Start

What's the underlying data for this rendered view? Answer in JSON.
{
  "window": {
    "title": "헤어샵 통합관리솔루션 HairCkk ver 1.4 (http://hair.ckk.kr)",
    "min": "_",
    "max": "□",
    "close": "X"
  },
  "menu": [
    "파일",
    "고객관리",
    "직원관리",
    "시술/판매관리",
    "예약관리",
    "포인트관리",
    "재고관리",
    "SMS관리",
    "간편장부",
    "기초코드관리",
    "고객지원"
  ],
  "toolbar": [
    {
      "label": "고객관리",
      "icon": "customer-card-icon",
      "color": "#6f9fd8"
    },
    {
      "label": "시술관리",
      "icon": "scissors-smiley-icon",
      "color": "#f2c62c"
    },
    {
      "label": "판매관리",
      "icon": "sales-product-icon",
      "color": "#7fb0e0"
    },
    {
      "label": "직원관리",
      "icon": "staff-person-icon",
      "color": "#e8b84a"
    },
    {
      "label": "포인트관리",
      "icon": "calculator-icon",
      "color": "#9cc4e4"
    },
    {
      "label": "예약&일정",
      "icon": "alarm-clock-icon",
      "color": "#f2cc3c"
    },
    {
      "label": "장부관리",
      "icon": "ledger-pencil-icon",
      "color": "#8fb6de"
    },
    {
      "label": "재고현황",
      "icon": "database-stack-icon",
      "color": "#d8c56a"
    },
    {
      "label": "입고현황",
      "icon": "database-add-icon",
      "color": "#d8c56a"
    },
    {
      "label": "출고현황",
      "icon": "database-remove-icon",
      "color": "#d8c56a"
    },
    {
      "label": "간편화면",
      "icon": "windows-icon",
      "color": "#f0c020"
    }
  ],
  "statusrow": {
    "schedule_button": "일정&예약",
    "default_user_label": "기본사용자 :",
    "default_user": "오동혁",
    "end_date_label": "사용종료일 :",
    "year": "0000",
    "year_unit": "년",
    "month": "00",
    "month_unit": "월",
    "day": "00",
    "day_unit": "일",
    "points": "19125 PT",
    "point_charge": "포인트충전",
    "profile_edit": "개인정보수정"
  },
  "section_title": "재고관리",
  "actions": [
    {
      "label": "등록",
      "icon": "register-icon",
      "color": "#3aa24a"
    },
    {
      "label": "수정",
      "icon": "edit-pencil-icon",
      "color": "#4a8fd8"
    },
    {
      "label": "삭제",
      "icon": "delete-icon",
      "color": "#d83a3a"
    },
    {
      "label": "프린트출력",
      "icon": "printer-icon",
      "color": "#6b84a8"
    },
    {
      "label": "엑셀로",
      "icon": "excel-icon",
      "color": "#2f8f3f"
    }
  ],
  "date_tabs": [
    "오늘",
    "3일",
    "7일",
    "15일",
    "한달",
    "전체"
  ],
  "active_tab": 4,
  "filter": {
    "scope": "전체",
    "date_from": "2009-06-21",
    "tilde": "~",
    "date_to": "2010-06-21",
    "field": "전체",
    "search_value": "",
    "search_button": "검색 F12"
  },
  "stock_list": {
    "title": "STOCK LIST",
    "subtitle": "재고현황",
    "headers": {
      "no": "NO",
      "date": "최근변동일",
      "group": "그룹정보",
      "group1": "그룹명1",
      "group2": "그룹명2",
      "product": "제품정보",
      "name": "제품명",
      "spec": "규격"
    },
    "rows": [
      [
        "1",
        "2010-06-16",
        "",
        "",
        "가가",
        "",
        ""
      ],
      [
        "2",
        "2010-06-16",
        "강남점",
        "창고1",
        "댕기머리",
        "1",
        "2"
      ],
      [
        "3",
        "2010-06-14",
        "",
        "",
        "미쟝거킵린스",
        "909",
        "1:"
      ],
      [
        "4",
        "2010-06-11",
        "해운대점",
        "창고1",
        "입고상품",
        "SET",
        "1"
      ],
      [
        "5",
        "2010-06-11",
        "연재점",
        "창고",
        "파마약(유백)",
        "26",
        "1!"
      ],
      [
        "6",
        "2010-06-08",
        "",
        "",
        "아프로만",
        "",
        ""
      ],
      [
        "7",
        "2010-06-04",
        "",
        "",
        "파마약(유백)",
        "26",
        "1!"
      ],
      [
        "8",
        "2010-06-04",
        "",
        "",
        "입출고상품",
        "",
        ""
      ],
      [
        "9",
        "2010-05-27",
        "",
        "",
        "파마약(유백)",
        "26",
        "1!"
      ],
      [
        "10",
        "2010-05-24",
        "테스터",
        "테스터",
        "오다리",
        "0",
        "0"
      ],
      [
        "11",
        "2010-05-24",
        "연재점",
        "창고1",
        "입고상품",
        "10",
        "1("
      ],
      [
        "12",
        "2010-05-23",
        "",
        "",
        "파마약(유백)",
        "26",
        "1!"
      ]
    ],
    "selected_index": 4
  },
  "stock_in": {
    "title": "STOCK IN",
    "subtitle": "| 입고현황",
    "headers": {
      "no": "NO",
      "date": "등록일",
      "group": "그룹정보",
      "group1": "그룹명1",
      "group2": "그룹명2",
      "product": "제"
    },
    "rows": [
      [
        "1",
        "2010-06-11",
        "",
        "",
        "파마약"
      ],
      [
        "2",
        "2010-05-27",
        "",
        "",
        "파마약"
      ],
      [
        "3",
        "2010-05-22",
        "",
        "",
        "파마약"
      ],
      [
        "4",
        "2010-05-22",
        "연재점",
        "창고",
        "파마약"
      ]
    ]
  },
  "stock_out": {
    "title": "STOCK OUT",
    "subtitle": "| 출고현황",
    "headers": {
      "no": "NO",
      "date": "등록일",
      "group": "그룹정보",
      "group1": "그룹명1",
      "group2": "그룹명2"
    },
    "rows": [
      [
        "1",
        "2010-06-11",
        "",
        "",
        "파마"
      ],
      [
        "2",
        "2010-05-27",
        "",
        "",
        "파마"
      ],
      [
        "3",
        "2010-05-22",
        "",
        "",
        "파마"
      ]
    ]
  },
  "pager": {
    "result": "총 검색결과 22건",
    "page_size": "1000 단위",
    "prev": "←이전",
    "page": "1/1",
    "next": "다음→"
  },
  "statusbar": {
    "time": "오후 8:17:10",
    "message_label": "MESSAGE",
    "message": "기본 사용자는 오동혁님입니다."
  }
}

End
Start

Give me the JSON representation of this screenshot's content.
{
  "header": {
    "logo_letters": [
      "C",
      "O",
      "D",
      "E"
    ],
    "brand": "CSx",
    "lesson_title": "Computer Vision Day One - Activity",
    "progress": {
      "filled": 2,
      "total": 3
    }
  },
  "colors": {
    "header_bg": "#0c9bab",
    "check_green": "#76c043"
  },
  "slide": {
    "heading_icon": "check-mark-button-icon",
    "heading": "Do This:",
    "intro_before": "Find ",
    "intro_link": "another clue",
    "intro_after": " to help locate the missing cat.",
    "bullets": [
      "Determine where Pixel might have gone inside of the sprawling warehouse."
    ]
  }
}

End
Start

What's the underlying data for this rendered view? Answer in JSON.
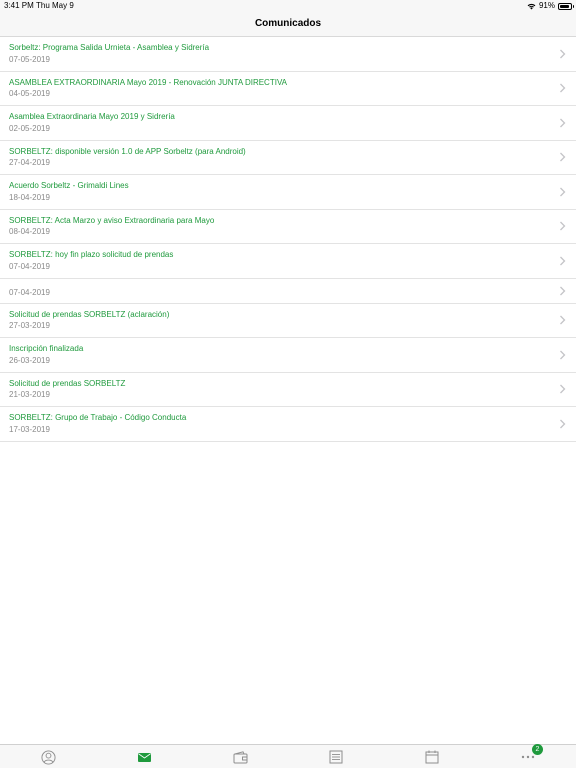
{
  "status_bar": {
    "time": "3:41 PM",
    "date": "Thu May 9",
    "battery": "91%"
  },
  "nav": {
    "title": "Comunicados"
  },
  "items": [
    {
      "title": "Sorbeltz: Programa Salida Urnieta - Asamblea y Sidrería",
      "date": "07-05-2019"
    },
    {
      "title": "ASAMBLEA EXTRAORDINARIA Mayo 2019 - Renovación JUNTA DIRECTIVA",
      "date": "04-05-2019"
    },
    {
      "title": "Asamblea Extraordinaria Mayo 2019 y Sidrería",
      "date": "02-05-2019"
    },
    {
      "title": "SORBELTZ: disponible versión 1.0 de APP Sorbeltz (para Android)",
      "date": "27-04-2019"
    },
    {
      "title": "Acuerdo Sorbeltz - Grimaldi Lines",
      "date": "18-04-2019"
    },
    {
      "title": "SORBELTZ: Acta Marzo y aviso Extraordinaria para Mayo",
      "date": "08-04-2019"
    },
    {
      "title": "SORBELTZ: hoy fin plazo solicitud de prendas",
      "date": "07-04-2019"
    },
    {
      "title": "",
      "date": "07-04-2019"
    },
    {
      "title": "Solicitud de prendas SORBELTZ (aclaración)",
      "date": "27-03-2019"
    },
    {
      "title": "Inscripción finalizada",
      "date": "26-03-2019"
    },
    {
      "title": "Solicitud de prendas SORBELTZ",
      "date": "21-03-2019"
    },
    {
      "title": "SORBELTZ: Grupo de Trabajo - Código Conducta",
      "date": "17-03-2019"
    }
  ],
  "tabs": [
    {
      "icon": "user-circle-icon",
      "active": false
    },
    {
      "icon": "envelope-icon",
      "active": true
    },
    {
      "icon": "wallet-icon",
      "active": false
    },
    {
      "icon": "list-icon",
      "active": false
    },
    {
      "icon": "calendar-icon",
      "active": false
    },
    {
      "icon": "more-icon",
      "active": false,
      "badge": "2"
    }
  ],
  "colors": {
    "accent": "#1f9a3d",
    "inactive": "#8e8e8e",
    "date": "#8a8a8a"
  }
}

End

WHAT THE TASK ASKS:
Search the entries for the word "Mayo" and gather every line where it appears.

RESULT OF THE EXERCISE:
      "title": "ASAMBLEA EXTRAORDINARIA Mayo 2019 - Renovación JUNTA DIRECTIVA",
      "title": "Asamblea Extraordinaria Mayo 2019 y Sidrería",
      "title": "SORBELTZ: Acta Marzo y aviso Extraordinaria para Mayo",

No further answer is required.